──────── Input records ────────

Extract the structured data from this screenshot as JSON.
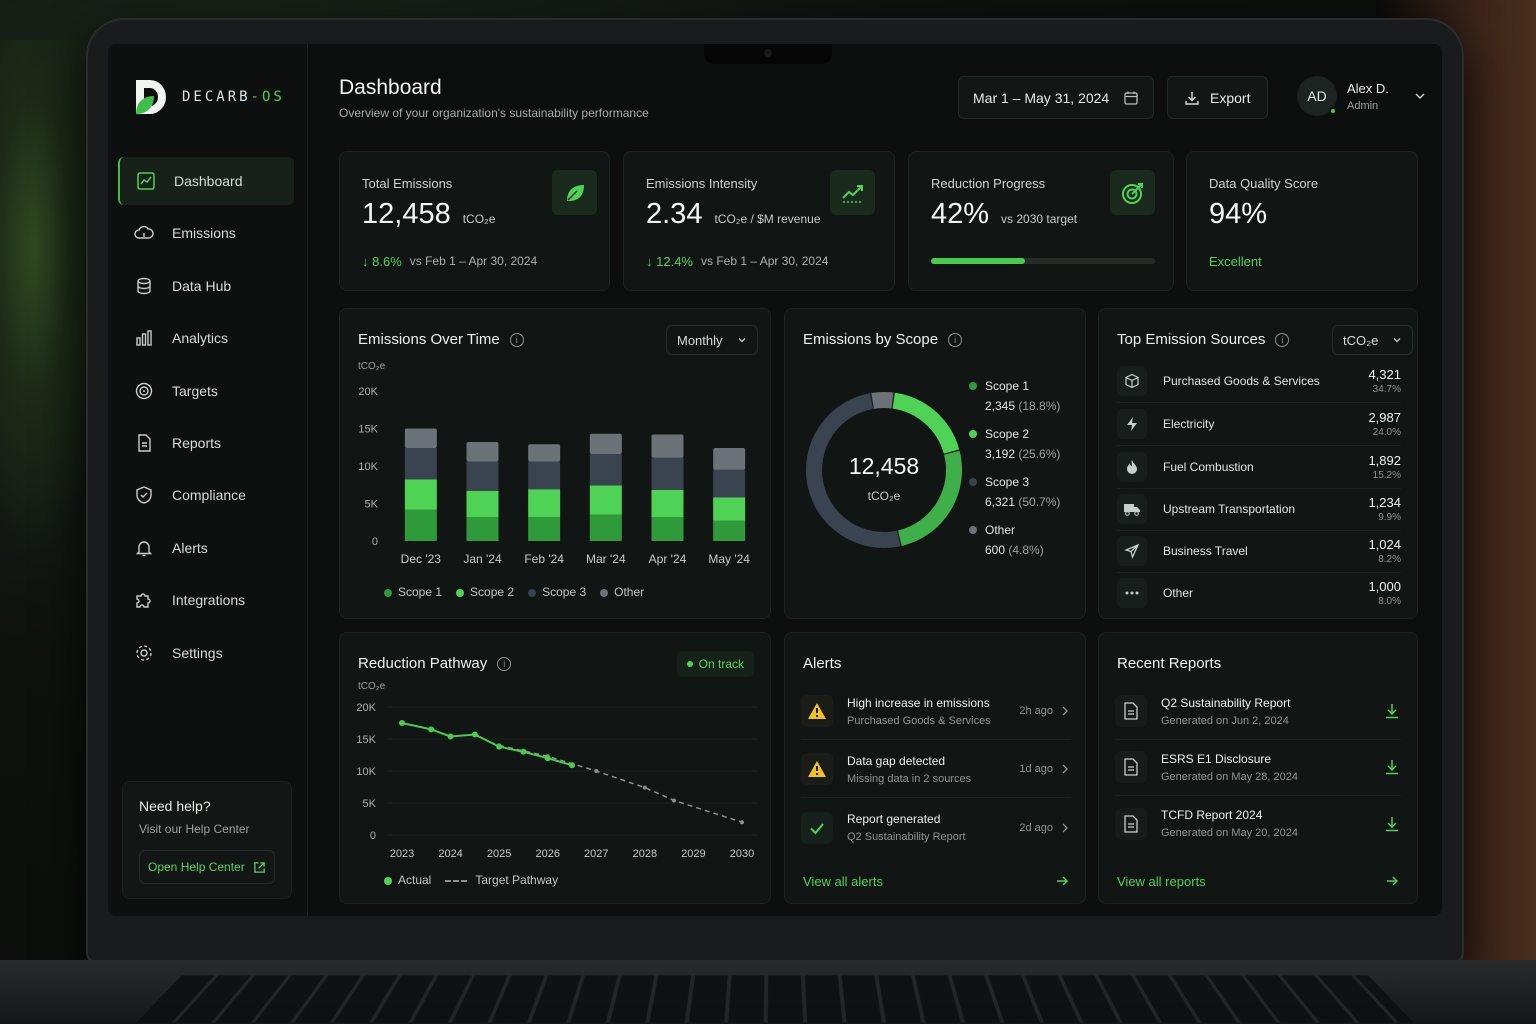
{
  "app": {
    "logo_text_1": "DECARB",
    "logo_text_2": "-OS"
  },
  "sidebar": {
    "items": [
      {
        "label": "Dashboard"
      },
      {
        "label": "Emissions"
      },
      {
        "label": "Data Hub"
      },
      {
        "label": "Analytics"
      },
      {
        "label": "Targets"
      },
      {
        "label": "Reports"
      },
      {
        "label": "Compliance"
      },
      {
        "label": "Alerts"
      },
      {
        "label": "Integrations"
      },
      {
        "label": "Settings"
      }
    ],
    "help": {
      "title": "Need help?",
      "subtitle": "Visit our Help Center",
      "button": "Open Help Center"
    }
  },
  "header": {
    "title": "Dashboard",
    "subtitle": "Overview of your organization's sustainability performance",
    "date_range": "Mar 1 – May 31, 2024",
    "export_label": "Export",
    "user_initials": "AD",
    "user_name": "Alex D.",
    "user_role": "Admin"
  },
  "kpis": {
    "total": {
      "label": "Total Emissions",
      "value": "12,458",
      "unit": "tCO₂e",
      "delta": "8.6%",
      "compare": "vs Feb 1 – Apr 30, 2024"
    },
    "intensity": {
      "label": "Emissions Intensity",
      "value": "2.34",
      "unit": "tCO₂e / $M revenue",
      "delta": "12.4%",
      "compare": "vs Feb 1 – Apr 30, 2024"
    },
    "reduction": {
      "label": "Reduction Progress",
      "value": "42%",
      "unit": "vs 2030 target",
      "progress": 0.42
    },
    "quality": {
      "label": "Data Quality Score",
      "value": "94%",
      "status": "Excellent"
    }
  },
  "emissions_over_time": {
    "title": "Emissions Over Time",
    "period": "Monthly",
    "unit": "tCO₂e",
    "legend": [
      "Scope 1",
      "Scope 2",
      "Scope 3",
      "Other"
    ]
  },
  "emissions_by_scope": {
    "title": "Emissions by Scope",
    "center_value": "12,458",
    "center_unit": "tCO₂e",
    "scopes": [
      {
        "name": "Scope 1",
        "value": "2,345",
        "pct": "(18.8%)"
      },
      {
        "name": "Scope 2",
        "value": "3,192",
        "pct": "(25.6%)"
      },
      {
        "name": "Scope 3",
        "value": "6,321",
        "pct": "(50.7%)"
      },
      {
        "name": "Other",
        "value": "600",
        "pct": "(4.8%)"
      }
    ]
  },
  "top_sources": {
    "title": "Top Emission Sources",
    "unit_select": "tCO₂e",
    "rows": [
      {
        "name": "Purchased Goods & Services",
        "value": "4,321",
        "pct": "34.7%"
      },
      {
        "name": "Electricity",
        "value": "2,987",
        "pct": "24.0%"
      },
      {
        "name": "Fuel Combustion",
        "value": "1,892",
        "pct": "15.2%"
      },
      {
        "name": "Upstream Transportation",
        "value": "1,234",
        "pct": "9.9%"
      },
      {
        "name": "Business Travel",
        "value": "1,024",
        "pct": "8.2%"
      },
      {
        "name": "Other",
        "value": "1,000",
        "pct": "8.0%"
      }
    ]
  },
  "reduction_pathway": {
    "title": "Reduction Pathway",
    "status": "On track",
    "unit": "tCO₂e",
    "legend_actual": "Actual",
    "legend_target": "Target Pathway"
  },
  "alerts": {
    "title": "Alerts",
    "items": [
      {
        "title": "High increase in emissions",
        "sub": "Purchased Goods & Services",
        "time": "2h ago"
      },
      {
        "title": "Data gap detected",
        "sub": "Missing data in 2 sources",
        "time": "1d ago"
      },
      {
        "title": "Report generated",
        "sub": "Q2 Sustainability Report",
        "time": "2d ago"
      }
    ],
    "view_all": "View all alerts"
  },
  "reports": {
    "title": "Recent Reports",
    "items": [
      {
        "title": "Q2 Sustainability Report",
        "sub": "Generated on Jun 2, 2024"
      },
      {
        "title": "ESRS E1 Disclosure",
        "sub": "Generated on May 28, 2024"
      },
      {
        "title": "TCFD Report 2024",
        "sub": "Generated on May 20, 2024"
      }
    ],
    "view_all": "View all reports"
  },
  "colors": {
    "accent": "#48cc4e",
    "scope1": "#2f9a3a",
    "scope2": "#4fd355",
    "scope3": "#3a4450",
    "other": "#6b7278"
  },
  "chart_data": [
    {
      "type": "bar",
      "title": "Emissions Over Time",
      "ylabel": "tCO₂e",
      "categories": [
        "Dec '23",
        "Jan '24",
        "Feb '24",
        "Mar '24",
        "Apr '24",
        "May '24"
      ],
      "yticks": [
        "0",
        "5K",
        "10K",
        "15K",
        "20K"
      ],
      "ylim": [
        0,
        20000
      ],
      "series": [
        {
          "name": "Scope 1",
          "values": [
            4200,
            3200,
            3200,
            3500,
            3200,
            2700
          ]
        },
        {
          "name": "Scope 2",
          "values": [
            4000,
            3500,
            3700,
            3900,
            3600,
            3100
          ]
        },
        {
          "name": "Scope 3",
          "values": [
            4200,
            3900,
            3700,
            4200,
            4300,
            3700
          ]
        },
        {
          "name": "Other",
          "values": [
            2600,
            2600,
            2300,
            2700,
            3100,
            2900
          ]
        }
      ]
    },
    {
      "type": "pie",
      "title": "Emissions by Scope",
      "labels": [
        "Scope 1",
        "Scope 2",
        "Scope 3",
        "Other"
      ],
      "values": [
        2345,
        3192,
        6321,
        600
      ]
    },
    {
      "type": "line",
      "title": "Reduction Pathway",
      "ylabel": "tCO₂e",
      "x_ticks": [
        "2023",
        "2024",
        "2025",
        "2026",
        "2027",
        "2028",
        "2029",
        "2030"
      ],
      "yticks": [
        "0",
        "5K",
        "10K",
        "15K",
        "20K"
      ],
      "ylim": [
        0,
        20000
      ],
      "series": [
        {
          "name": "Actual",
          "points": [
            [
              2023.0,
              17500
            ],
            [
              2023.6,
              16500
            ],
            [
              2024.0,
              15400
            ],
            [
              2024.5,
              15700
            ],
            [
              2025.0,
              13800
            ],
            [
              2025.5,
              13000
            ],
            [
              2026.0,
              12000
            ],
            [
              2026.5,
              10900
            ]
          ]
        },
        {
          "name": "Target Pathway",
          "points": [
            [
              2025.0,
              14000
            ],
            [
              2026.0,
              12300
            ],
            [
              2027.0,
              10000
            ],
            [
              2028.0,
              7400
            ],
            [
              2028.6,
              5400
            ],
            [
              2030.0,
              2000
            ]
          ]
        }
      ]
    }
  ]
}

────────

Exercise prompt:
Set the entries down again exactly. Do not include the images.

Reply:
Extract the structured data from this screenshot as JSON.
{
  "app": {
    "logo_text_1": "DECARB",
    "logo_text_2": "-OS"
  },
  "sidebar": {
    "items": [
      {
        "label": "Dashboard"
      },
      {
        "label": "Emissions"
      },
      {
        "label": "Data Hub"
      },
      {
        "label": "Analytics"
      },
      {
        "label": "Targets"
      },
      {
        "label": "Reports"
      },
      {
        "label": "Compliance"
      },
      {
        "label": "Alerts"
      },
      {
        "label": "Integrations"
      },
      {
        "label": "Settings"
      }
    ],
    "help": {
      "title": "Need help?",
      "subtitle": "Visit our Help Center",
      "button": "Open Help Center"
    }
  },
  "header": {
    "title": "Dashboard",
    "subtitle": "Overview of your organization's sustainability performance",
    "date_range": "Mar 1 – May 31, 2024",
    "export_label": "Export",
    "user_initials": "AD",
    "user_name": "Alex D.",
    "user_role": "Admin"
  },
  "kpis": {
    "total": {
      "label": "Total Emissions",
      "value": "12,458",
      "unit": "tCO₂e",
      "delta": "8.6%",
      "compare": "vs Feb 1 – Apr 30, 2024"
    },
    "intensity": {
      "label": "Emissions Intensity",
      "value": "2.34",
      "unit": "tCO₂e / $M revenue",
      "delta": "12.4%",
      "compare": "vs Feb 1 – Apr 30, 2024"
    },
    "reduction": {
      "label": "Reduction Progress",
      "value": "42%",
      "unit": "vs 2030 target",
      "progress": 0.42
    },
    "quality": {
      "label": "Data Quality Score",
      "value": "94%",
      "status": "Excellent"
    }
  },
  "emissions_over_time": {
    "title": "Emissions Over Time",
    "period": "Monthly",
    "unit": "tCO₂e",
    "legend": [
      "Scope 1",
      "Scope 2",
      "Scope 3",
      "Other"
    ]
  },
  "emissions_by_scope": {
    "title": "Emissions by Scope",
    "center_value": "12,458",
    "center_unit": "tCO₂e",
    "scopes": [
      {
        "name": "Scope 1",
        "value": "2,345",
        "pct": "(18.8%)"
      },
      {
        "name": "Scope 2",
        "value": "3,192",
        "pct": "(25.6%)"
      },
      {
        "name": "Scope 3",
        "value": "6,321",
        "pct": "(50.7%)"
      },
      {
        "name": "Other",
        "value": "600",
        "pct": "(4.8%)"
      }
    ]
  },
  "top_sources": {
    "title": "Top Emission Sources",
    "unit_select": "tCO₂e",
    "rows": [
      {
        "name": "Purchased Goods & Services",
        "value": "4,321",
        "pct": "34.7%"
      },
      {
        "name": "Electricity",
        "value": "2,987",
        "pct": "24.0%"
      },
      {
        "name": "Fuel Combustion",
        "value": "1,892",
        "pct": "15.2%"
      },
      {
        "name": "Upstream Transportation",
        "value": "1,234",
        "pct": "9.9%"
      },
      {
        "name": "Business Travel",
        "value": "1,024",
        "pct": "8.2%"
      },
      {
        "name": "Other",
        "value": "1,000",
        "pct": "8.0%"
      }
    ]
  },
  "reduction_pathway": {
    "title": "Reduction Pathway",
    "status": "On track",
    "unit": "tCO₂e",
    "legend_actual": "Actual",
    "legend_target": "Target Pathway"
  },
  "alerts": {
    "title": "Alerts",
    "items": [
      {
        "title": "High increase in emissions",
        "sub": "Purchased Goods & Services",
        "time": "2h ago"
      },
      {
        "title": "Data gap detected",
        "sub": "Missing data in 2 sources",
        "time": "1d ago"
      },
      {
        "title": "Report generated",
        "sub": "Q2 Sustainability Report",
        "time": "2d ago"
      }
    ],
    "view_all": "View all alerts"
  },
  "reports": {
    "title": "Recent Reports",
    "items": [
      {
        "title": "Q2 Sustainability Report",
        "sub": "Generated on Jun 2, 2024"
      },
      {
        "title": "ESRS E1 Disclosure",
        "sub": "Generated on May 28, 2024"
      },
      {
        "title": "TCFD Report 2024",
        "sub": "Generated on May 20, 2024"
      }
    ],
    "view_all": "View all reports"
  },
  "colors": {
    "accent": "#48cc4e",
    "scope1": "#2f9a3a",
    "scope2": "#4fd355",
    "scope3": "#3a4450",
    "other": "#6b7278"
  },
  "chart_data": [
    {
      "type": "bar",
      "title": "Emissions Over Time",
      "ylabel": "tCO₂e",
      "categories": [
        "Dec '23",
        "Jan '24",
        "Feb '24",
        "Mar '24",
        "Apr '24",
        "May '24"
      ],
      "yticks": [
        "0",
        "5K",
        "10K",
        "15K",
        "20K"
      ],
      "ylim": [
        0,
        20000
      ],
      "series": [
        {
          "name": "Scope 1",
          "values": [
            4200,
            3200,
            3200,
            3500,
            3200,
            2700
          ]
        },
        {
          "name": "Scope 2",
          "values": [
            4000,
            3500,
            3700,
            3900,
            3600,
            3100
          ]
        },
        {
          "name": "Scope 3",
          "values": [
            4200,
            3900,
            3700,
            4200,
            4300,
            3700
          ]
        },
        {
          "name": "Other",
          "values": [
            2600,
            2600,
            2300,
            2700,
            3100,
            2900
          ]
        }
      ]
    },
    {
      "type": "pie",
      "title": "Emissions by Scope",
      "labels": [
        "Scope 1",
        "Scope 2",
        "Scope 3",
        "Other"
      ],
      "values": [
        2345,
        3192,
        6321,
        600
      ]
    },
    {
      "type": "line",
      "title": "Reduction Pathway",
      "ylabel": "tCO₂e",
      "x_ticks": [
        "2023",
        "2024",
        "2025",
        "2026",
        "2027",
        "2028",
        "2029",
        "2030"
      ],
      "yticks": [
        "0",
        "5K",
        "10K",
        "15K",
        "20K"
      ],
      "ylim": [
        0,
        20000
      ],
      "series": [
        {
          "name": "Actual",
          "points": [
            [
              2023.0,
              17500
            ],
            [
              2023.6,
              16500
            ],
            [
              2024.0,
              15400
            ],
            [
              2024.5,
              15700
            ],
            [
              2025.0,
              13800
            ],
            [
              2025.5,
              13000
            ],
            [
              2026.0,
              12000
            ],
            [
              2026.5,
              10900
            ]
          ]
        },
        {
          "name": "Target Pathway",
          "points": [
            [
              2025.0,
              14000
            ],
            [
              2026.0,
              12300
            ],
            [
              2027.0,
              10000
            ],
            [
              2028.0,
              7400
            ],
            [
              2028.6,
              5400
            ],
            [
              2030.0,
              2000
            ]
          ]
        }
      ]
    }
  ]
}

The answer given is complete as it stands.